[SHORT PROBLEM] Retype each record below word for word. Leave the pictures out.

Extracted records
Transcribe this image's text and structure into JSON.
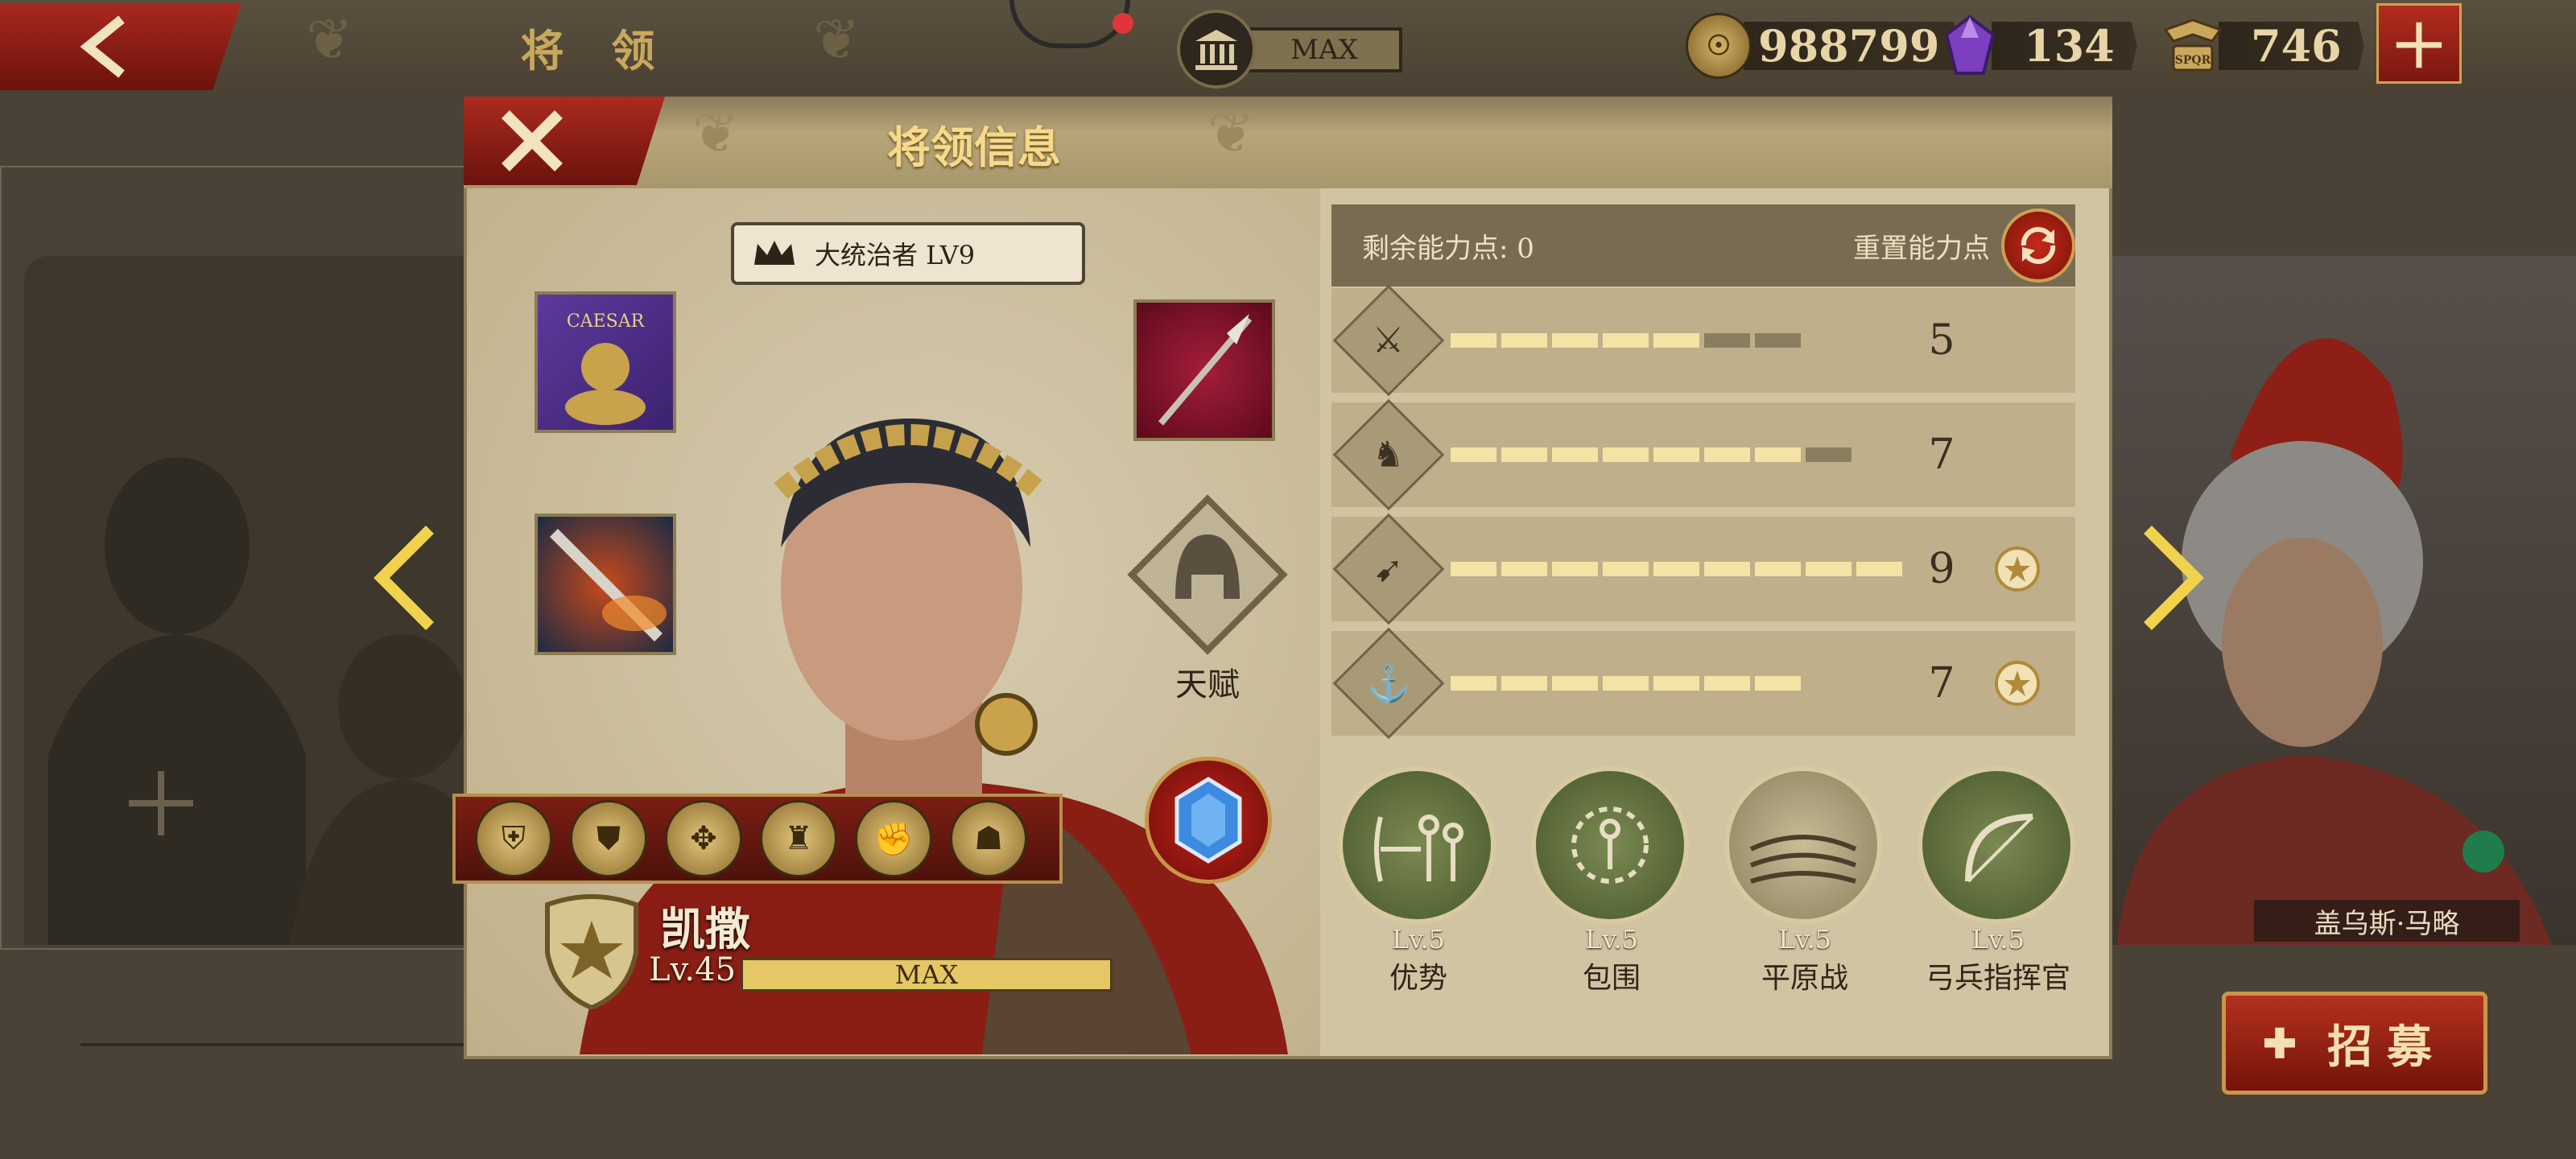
{
  "topbar": {
    "title": "将 领",
    "building_level": "MAX",
    "gold": "988799",
    "gems": "134",
    "honor": "746",
    "add_label": "+"
  },
  "panel": {
    "title": "将领信息",
    "rank": "大统治者 LV9",
    "talent_label": "天赋",
    "general_name": "凯撒",
    "level": "Lv.45",
    "level_bar": "MAX"
  },
  "stats": {
    "points_label": "剩余能力点: 0",
    "reset_label": "重置能力点",
    "rows": [
      {
        "icon": "sword-icon",
        "value": "5",
        "filled": 5,
        "total": 7,
        "badge": false
      },
      {
        "icon": "horse-icon",
        "value": "7",
        "filled": 7,
        "total": 8,
        "badge": false
      },
      {
        "icon": "bow-icon",
        "value": "9",
        "filled": 9,
        "total": 9,
        "badge": true
      },
      {
        "icon": "anchor-icon",
        "value": "7",
        "filled": 7,
        "total": 7,
        "badge": true
      }
    ]
  },
  "abilities": [
    {
      "level": "Lv.5",
      "name": "优势"
    },
    {
      "level": "Lv.5",
      "name": "包围"
    },
    {
      "level": "Lv.5",
      "name": "平原战"
    },
    {
      "level": "Lv.5",
      "name": "弓兵指挥官"
    }
  ],
  "side": {
    "right_general_name": "盖乌斯·马略",
    "recruit_label": "招募"
  },
  "colors": {
    "accent_red": "#a9281d",
    "gold_text": "#f6d98a",
    "panel_bg": "#d1c4a3"
  }
}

[CORRECT OUTPUT]
Transcribe this image's text and structure into JSON.
{
  "topbar": {
    "title": "将 领",
    "building_level": "MAX",
    "gold": "988799",
    "gems": "134",
    "honor": "746",
    "add_label": "+"
  },
  "panel": {
    "title": "将领信息",
    "rank": "大统治者 LV9",
    "talent_label": "天赋",
    "general_name": "凯撒",
    "level": "Lv.45",
    "level_bar": "MAX"
  },
  "stats": {
    "points_label": "剩余能力点: 0",
    "reset_label": "重置能力点",
    "rows": [
      {
        "icon": "sword-icon",
        "value": "5",
        "filled": 5,
        "total": 7,
        "badge": false
      },
      {
        "icon": "horse-icon",
        "value": "7",
        "filled": 7,
        "total": 8,
        "badge": false
      },
      {
        "icon": "bow-icon",
        "value": "9",
        "filled": 9,
        "total": 9,
        "badge": true
      },
      {
        "icon": "anchor-icon",
        "value": "7",
        "filled": 7,
        "total": 7,
        "badge": true
      }
    ]
  },
  "abilities": [
    {
      "level": "Lv.5",
      "name": "优势"
    },
    {
      "level": "Lv.5",
      "name": "包围"
    },
    {
      "level": "Lv.5",
      "name": "平原战"
    },
    {
      "level": "Lv.5",
      "name": "弓兵指挥官"
    }
  ],
  "side": {
    "right_general_name": "盖乌斯·马略",
    "recruit_label": "招募"
  },
  "colors": {
    "accent_red": "#a9281d",
    "gold_text": "#f6d98a",
    "panel_bg": "#d1c4a3"
  }
}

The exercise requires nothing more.